**Work to do:** Select all lines in the records that include "correct".

**Data entries:**
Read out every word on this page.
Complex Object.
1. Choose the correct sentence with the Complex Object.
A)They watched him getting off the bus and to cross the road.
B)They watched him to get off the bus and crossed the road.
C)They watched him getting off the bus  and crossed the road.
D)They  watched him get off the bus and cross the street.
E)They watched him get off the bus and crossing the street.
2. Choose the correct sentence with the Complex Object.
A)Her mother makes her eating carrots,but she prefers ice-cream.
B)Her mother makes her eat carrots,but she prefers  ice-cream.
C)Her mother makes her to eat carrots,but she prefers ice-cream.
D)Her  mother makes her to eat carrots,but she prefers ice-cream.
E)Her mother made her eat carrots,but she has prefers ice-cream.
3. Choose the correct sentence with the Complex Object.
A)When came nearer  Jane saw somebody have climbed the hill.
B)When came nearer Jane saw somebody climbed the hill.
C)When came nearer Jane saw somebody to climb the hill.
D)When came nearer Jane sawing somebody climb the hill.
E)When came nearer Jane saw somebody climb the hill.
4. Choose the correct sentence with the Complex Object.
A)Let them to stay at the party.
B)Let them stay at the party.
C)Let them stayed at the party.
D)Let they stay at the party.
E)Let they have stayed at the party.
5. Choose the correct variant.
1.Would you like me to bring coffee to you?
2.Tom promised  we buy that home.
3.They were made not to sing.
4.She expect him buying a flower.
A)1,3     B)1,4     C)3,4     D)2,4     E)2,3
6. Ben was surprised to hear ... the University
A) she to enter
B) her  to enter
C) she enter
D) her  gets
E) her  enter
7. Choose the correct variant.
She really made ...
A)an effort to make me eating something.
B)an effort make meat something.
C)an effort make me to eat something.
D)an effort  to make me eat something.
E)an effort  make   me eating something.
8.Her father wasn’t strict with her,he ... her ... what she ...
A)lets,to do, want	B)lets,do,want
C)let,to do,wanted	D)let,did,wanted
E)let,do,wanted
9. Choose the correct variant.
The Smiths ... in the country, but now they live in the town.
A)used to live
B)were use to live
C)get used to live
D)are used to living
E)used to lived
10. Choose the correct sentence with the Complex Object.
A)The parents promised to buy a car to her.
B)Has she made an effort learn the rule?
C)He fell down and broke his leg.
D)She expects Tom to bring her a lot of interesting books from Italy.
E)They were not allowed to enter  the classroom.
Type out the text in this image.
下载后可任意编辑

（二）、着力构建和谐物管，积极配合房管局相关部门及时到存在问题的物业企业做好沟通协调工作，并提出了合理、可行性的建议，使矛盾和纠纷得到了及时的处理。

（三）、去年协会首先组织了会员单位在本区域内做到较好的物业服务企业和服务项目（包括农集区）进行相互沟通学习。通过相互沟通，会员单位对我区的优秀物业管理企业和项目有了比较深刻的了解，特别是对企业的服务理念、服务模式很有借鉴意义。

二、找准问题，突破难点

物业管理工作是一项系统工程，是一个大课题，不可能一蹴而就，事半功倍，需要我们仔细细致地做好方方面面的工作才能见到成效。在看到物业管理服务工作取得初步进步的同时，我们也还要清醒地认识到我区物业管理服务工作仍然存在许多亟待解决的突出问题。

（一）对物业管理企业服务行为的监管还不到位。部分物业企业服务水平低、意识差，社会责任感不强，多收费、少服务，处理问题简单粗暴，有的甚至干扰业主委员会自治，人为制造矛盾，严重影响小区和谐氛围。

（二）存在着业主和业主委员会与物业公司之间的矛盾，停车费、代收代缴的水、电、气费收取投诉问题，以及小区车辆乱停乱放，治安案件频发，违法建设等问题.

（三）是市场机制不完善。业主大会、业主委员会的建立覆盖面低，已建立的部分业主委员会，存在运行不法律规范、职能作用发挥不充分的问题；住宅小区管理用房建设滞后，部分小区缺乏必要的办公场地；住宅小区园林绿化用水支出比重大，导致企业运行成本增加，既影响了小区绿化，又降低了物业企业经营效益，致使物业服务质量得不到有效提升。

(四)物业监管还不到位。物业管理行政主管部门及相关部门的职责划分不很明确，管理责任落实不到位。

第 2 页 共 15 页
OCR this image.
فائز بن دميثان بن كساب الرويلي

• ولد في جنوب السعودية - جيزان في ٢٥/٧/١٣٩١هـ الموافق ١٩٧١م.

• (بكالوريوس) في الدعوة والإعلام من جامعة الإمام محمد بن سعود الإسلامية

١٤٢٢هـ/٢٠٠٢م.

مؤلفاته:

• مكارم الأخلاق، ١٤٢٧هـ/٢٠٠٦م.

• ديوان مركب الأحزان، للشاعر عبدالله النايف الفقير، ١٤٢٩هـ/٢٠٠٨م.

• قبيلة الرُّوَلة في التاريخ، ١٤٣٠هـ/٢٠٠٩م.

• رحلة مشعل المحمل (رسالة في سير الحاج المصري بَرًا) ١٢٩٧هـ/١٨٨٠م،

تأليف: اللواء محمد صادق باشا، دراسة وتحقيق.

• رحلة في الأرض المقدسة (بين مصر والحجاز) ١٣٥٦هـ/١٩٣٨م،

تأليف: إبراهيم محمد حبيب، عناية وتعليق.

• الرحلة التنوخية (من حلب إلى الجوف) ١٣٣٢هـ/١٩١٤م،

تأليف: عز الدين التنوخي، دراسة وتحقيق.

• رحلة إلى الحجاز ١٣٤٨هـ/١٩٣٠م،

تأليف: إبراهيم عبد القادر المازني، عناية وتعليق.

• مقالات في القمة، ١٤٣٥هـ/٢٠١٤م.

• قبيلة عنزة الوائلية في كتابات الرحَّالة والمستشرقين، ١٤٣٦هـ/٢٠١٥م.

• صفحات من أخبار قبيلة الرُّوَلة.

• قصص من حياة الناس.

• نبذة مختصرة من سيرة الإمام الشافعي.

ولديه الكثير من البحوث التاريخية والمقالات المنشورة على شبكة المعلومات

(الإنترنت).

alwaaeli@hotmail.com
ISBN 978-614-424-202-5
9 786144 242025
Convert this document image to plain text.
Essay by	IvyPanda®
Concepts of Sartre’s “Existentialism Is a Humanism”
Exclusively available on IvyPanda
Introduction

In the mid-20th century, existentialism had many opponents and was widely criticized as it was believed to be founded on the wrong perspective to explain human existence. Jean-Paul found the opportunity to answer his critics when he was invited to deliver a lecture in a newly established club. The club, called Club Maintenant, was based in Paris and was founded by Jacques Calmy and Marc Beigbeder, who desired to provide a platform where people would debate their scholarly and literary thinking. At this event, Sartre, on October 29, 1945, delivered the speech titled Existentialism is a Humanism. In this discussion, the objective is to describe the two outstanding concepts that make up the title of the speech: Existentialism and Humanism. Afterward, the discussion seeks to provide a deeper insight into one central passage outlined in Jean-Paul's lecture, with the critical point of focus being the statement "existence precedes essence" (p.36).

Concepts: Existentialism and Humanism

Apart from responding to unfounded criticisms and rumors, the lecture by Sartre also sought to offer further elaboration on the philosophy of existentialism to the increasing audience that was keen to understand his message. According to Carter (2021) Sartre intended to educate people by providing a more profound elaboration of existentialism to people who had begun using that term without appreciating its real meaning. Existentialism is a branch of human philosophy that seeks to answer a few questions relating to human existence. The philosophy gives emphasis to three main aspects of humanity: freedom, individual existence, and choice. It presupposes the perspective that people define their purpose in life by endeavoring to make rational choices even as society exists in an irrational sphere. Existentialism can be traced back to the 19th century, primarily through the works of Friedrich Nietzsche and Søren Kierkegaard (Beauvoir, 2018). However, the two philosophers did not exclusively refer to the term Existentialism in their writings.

**Expected answer:**
1. Choose the correct sentence with the Complex Object.
2. Choose the correct sentence with the Complex Object.
3. Choose the correct sentence with the Complex Object.
4. Choose the correct sentence with the Complex Object.
5. Choose the correct variant.
7. Choose the correct variant.
9. Choose the correct variant.
10. Choose the correct sentence with the Complex Object.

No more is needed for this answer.